#### Problem to work on:
Find the line containing "Read all visible content and emit it as JSON.", then print it and each following line through the end of the records, exactly and with nothing added; leave out any pictures.

#### Stored items from a collection:

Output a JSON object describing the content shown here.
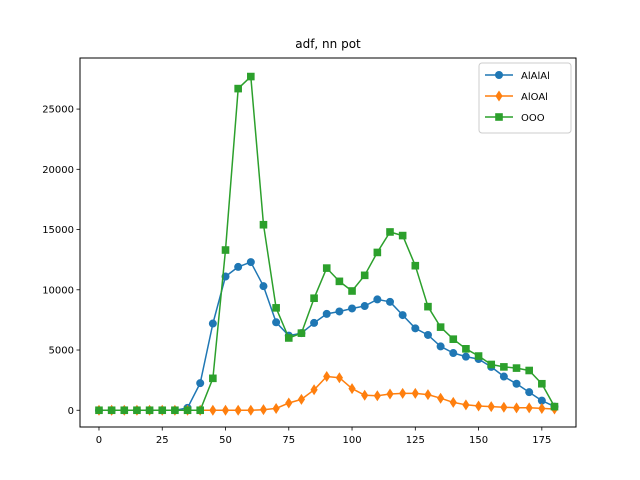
{
  "chart_data": {
    "type": "line",
    "title": "adf, nn pot",
    "xlabel": "",
    "ylabel": "",
    "xlim": [
      -7.5,
      188.5
    ],
    "ylim": [
      -1390,
      29240
    ],
    "x_ticks": [
      0,
      25,
      50,
      75,
      100,
      125,
      150,
      175
    ],
    "y_ticks": [
      0,
      5000,
      10000,
      15000,
      20000,
      25000
    ],
    "grid": false,
    "legend_position": "top-right",
    "x": [
      0,
      5,
      10,
      15,
      20,
      25,
      30,
      35,
      40,
      45,
      50,
      55,
      60,
      65,
      70,
      75,
      80,
      85,
      90,
      95,
      100,
      105,
      110,
      115,
      120,
      125,
      130,
      135,
      140,
      145,
      150,
      155,
      160,
      165,
      170,
      175,
      180
    ],
    "series": [
      {
        "name": "AlAlAl",
        "color": "#1f77b4",
        "marker": "circle",
        "values": [
          0,
          0,
          0,
          0,
          0,
          0,
          0,
          200,
          2250,
          7200,
          11100,
          11900,
          12300,
          10300,
          7300,
          6200,
          6400,
          7250,
          8000,
          8200,
          8450,
          8650,
          9200,
          9000,
          7900,
          6800,
          6250,
          5300,
          4750,
          4450,
          4250,
          3600,
          2800,
          2200,
          1500,
          800,
          300
        ]
      },
      {
        "name": "AlOAl",
        "color": "#ff7f0e",
        "marker": "diamond",
        "values": [
          0,
          0,
          0,
          0,
          0,
          0,
          0,
          0,
          0,
          0,
          0,
          0,
          0,
          50,
          150,
          600,
          900,
          1700,
          2800,
          2700,
          1800,
          1250,
          1200,
          1350,
          1400,
          1400,
          1300,
          1000,
          650,
          450,
          350,
          300,
          250,
          200,
          200,
          150,
          100
        ]
      },
      {
        "name": "OOO",
        "color": "#2ca02c",
        "marker": "square",
        "values": [
          0,
          0,
          0,
          0,
          0,
          0,
          0,
          0,
          0,
          2650,
          13300,
          26700,
          27700,
          15400,
          8500,
          6000,
          6400,
          9300,
          11800,
          10700,
          9900,
          11200,
          13100,
          14800,
          14500,
          12000,
          8600,
          6900,
          5900,
          5100,
          4500,
          3800,
          3600,
          3500,
          3300,
          2200,
          300
        ]
      }
    ]
  }
}
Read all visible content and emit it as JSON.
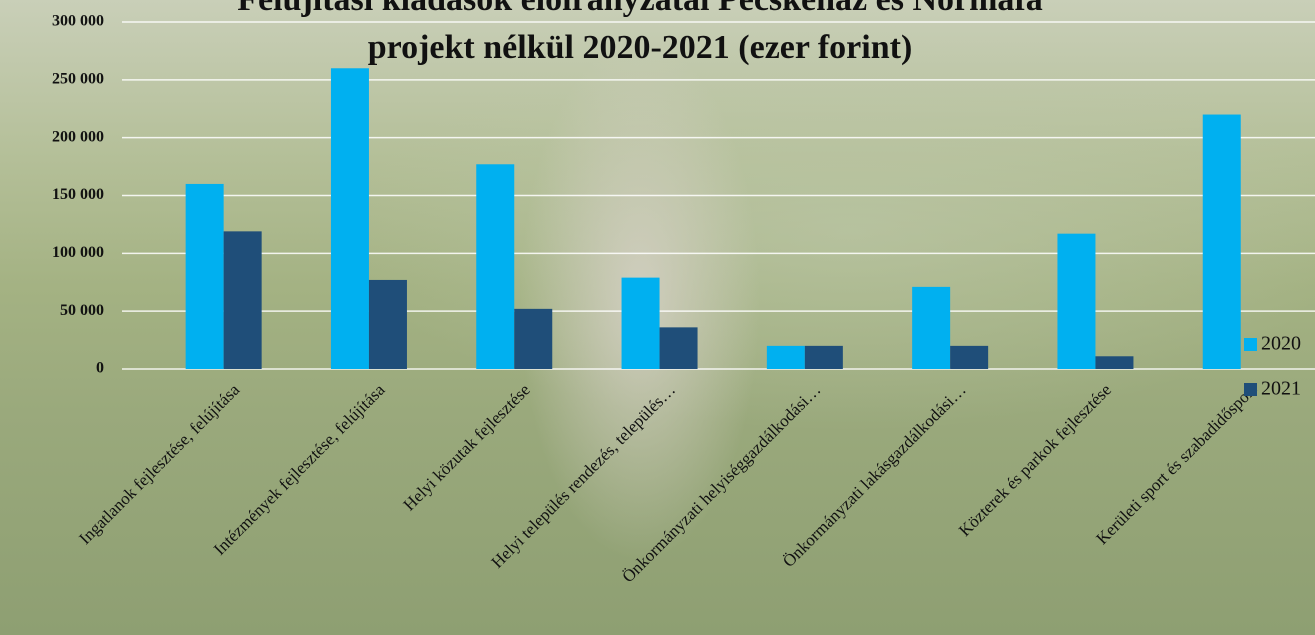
{
  "chart_data": {
    "type": "bar",
    "title": "Felújítási kiadások előirányzatai Pecskeház és Normafa",
    "subtitle": "projekt nélkül 2020-2021 (ezer forint)",
    "categories": [
      "Ingatlanok fejlesztése, felújítása",
      "Intézmények fejlesztése, felújítása",
      "Helyi közutak fejlesztése",
      "Helyi település rendezés, település…",
      "Önkormányzati helyiséggazdálkodási…",
      "Önkormányzati lakásgazdálkodási…",
      "Közterek és parkok fejlesztése",
      "Kerületi sport és szabadidősport"
    ],
    "series": [
      {
        "name": "2020",
        "color": "#00b0f0",
        "values": [
          160000,
          260000,
          177000,
          79000,
          20000,
          71000,
          117000,
          220000
        ]
      },
      {
        "name": "2021",
        "color": "#1f4e79",
        "values": [
          119000,
          77000,
          52000,
          36000,
          20000,
          20000,
          11000,
          0
        ]
      }
    ],
    "ylim": [
      0,
      300000
    ],
    "yticks": [
      {
        "value": 0,
        "label": "0"
      },
      {
        "value": 50000,
        "label": "50 000"
      },
      {
        "value": 100000,
        "label": "100 000"
      },
      {
        "value": 150000,
        "label": "150 000"
      },
      {
        "value": 200000,
        "label": "200 000"
      },
      {
        "value": 250000,
        "label": "250 000"
      },
      {
        "value": 300000,
        "label": "300 000"
      }
    ],
    "grid": true,
    "legend": "right"
  }
}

#### Output for this task:
Read all visible content and emit it as JSON.
{
  "chart_data": {
    "type": "bar",
    "title": "Felújítási kiadások előirányzatai Pecskeház és Normafa",
    "subtitle": "projekt nélkül 2020-2021 (ezer forint)",
    "categories": [
      "Ingatlanok fejlesztése, felújítása",
      "Intézmények fejlesztése, felújítása",
      "Helyi közutak fejlesztése",
      "Helyi település rendezés, település…",
      "Önkormányzati helyiséggazdálkodási…",
      "Önkormányzati lakásgazdálkodási…",
      "Közterek és parkok fejlesztése",
      "Kerületi sport és szabadidősport"
    ],
    "series": [
      {
        "name": "2020",
        "color": "#00b0f0",
        "values": [
          160000,
          260000,
          177000,
          79000,
          20000,
          71000,
          117000,
          220000
        ]
      },
      {
        "name": "2021",
        "color": "#1f4e79",
        "values": [
          119000,
          77000,
          52000,
          36000,
          20000,
          20000,
          11000,
          0
        ]
      }
    ],
    "ylim": [
      0,
      300000
    ],
    "yticks": [
      {
        "value": 0,
        "label": "0"
      },
      {
        "value": 50000,
        "label": "50 000"
      },
      {
        "value": 100000,
        "label": "100 000"
      },
      {
        "value": 150000,
        "label": "150 000"
      },
      {
        "value": 200000,
        "label": "200 000"
      },
      {
        "value": 250000,
        "label": "250 000"
      },
      {
        "value": 300000,
        "label": "300 000"
      }
    ],
    "grid": true,
    "legend": "right"
  }
}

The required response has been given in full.